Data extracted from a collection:
────────────────────────────────────────
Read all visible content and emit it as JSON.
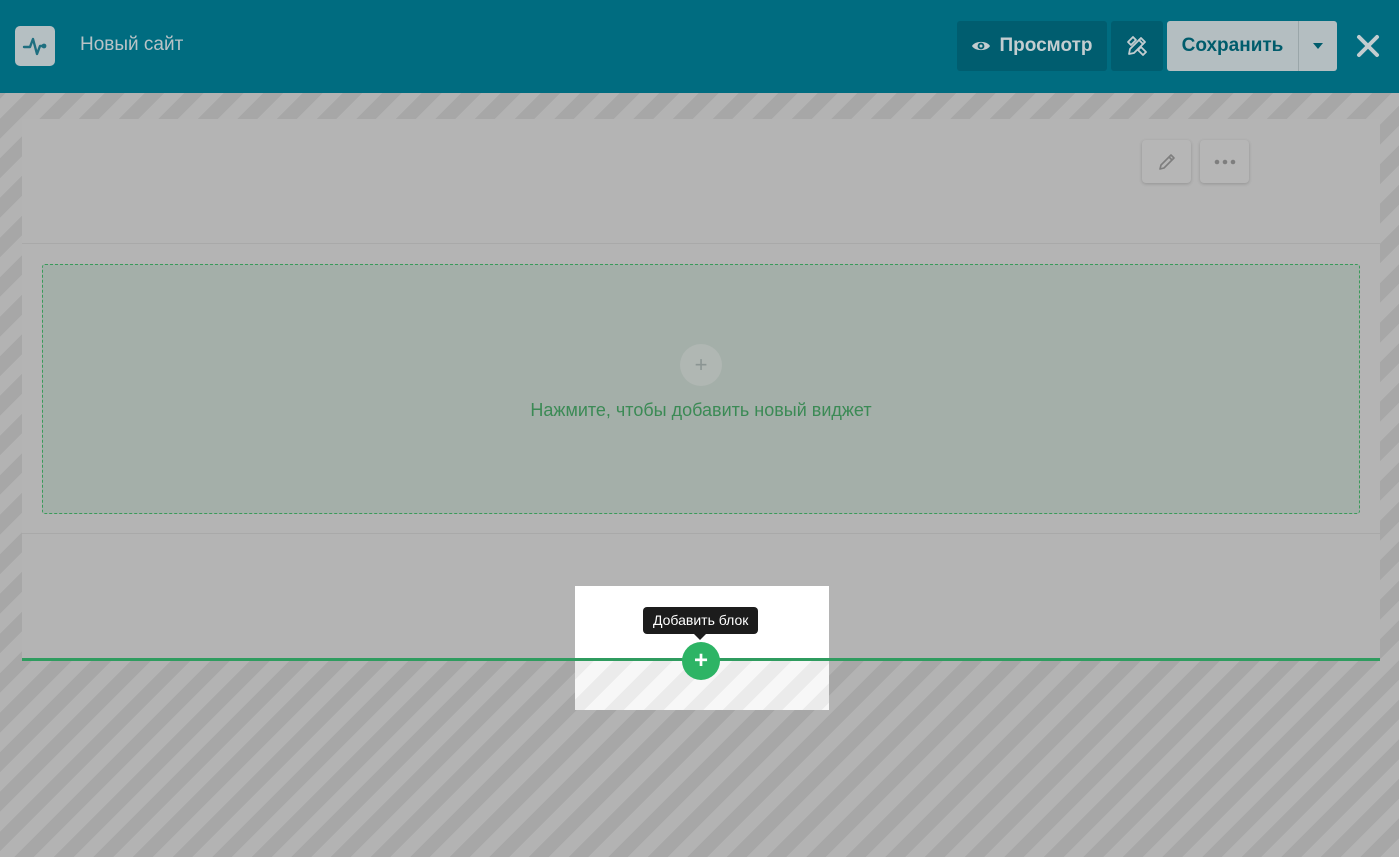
{
  "header": {
    "site_title": "Новый сайт",
    "logo_icon": "pulse-icon",
    "preview_label": "Просмотр",
    "preview_icon": "eye-icon",
    "design_icon": "design-tools-icon",
    "save_label": "Сохранить",
    "save_dropdown_icon": "caret-down-icon",
    "close_icon": "close-icon"
  },
  "section": {
    "edit_icon": "pencil-icon",
    "more_icon": "more-dots-icon",
    "add_widget_symbol": "+",
    "add_widget_text": "Нажмите, чтобы добавить новый виджет"
  },
  "add_block": {
    "symbol": "+",
    "tooltip": "Добавить блок"
  },
  "colors": {
    "topbar": "#006c80",
    "accent_green": "#2db465",
    "widget_text": "#3b8a55"
  }
}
────────────────────────────────────────
* _YOUR OBJECTIVE_
Transcribe the material exactly, and leave out whatever pictures it holds.

* _CORRECT RESPONSE_
Read all visible content and emit it as JSON.
{
  "header": {
    "site_title": "Новый сайт",
    "logo_icon": "pulse-icon",
    "preview_label": "Просмотр",
    "preview_icon": "eye-icon",
    "design_icon": "design-tools-icon",
    "save_label": "Сохранить",
    "save_dropdown_icon": "caret-down-icon",
    "close_icon": "close-icon"
  },
  "section": {
    "edit_icon": "pencil-icon",
    "more_icon": "more-dots-icon",
    "add_widget_symbol": "+",
    "add_widget_text": "Нажмите, чтобы добавить новый виджет"
  },
  "add_block": {
    "symbol": "+",
    "tooltip": "Добавить блок"
  },
  "colors": {
    "topbar": "#006c80",
    "accent_green": "#2db465",
    "widget_text": "#3b8a55"
  }
}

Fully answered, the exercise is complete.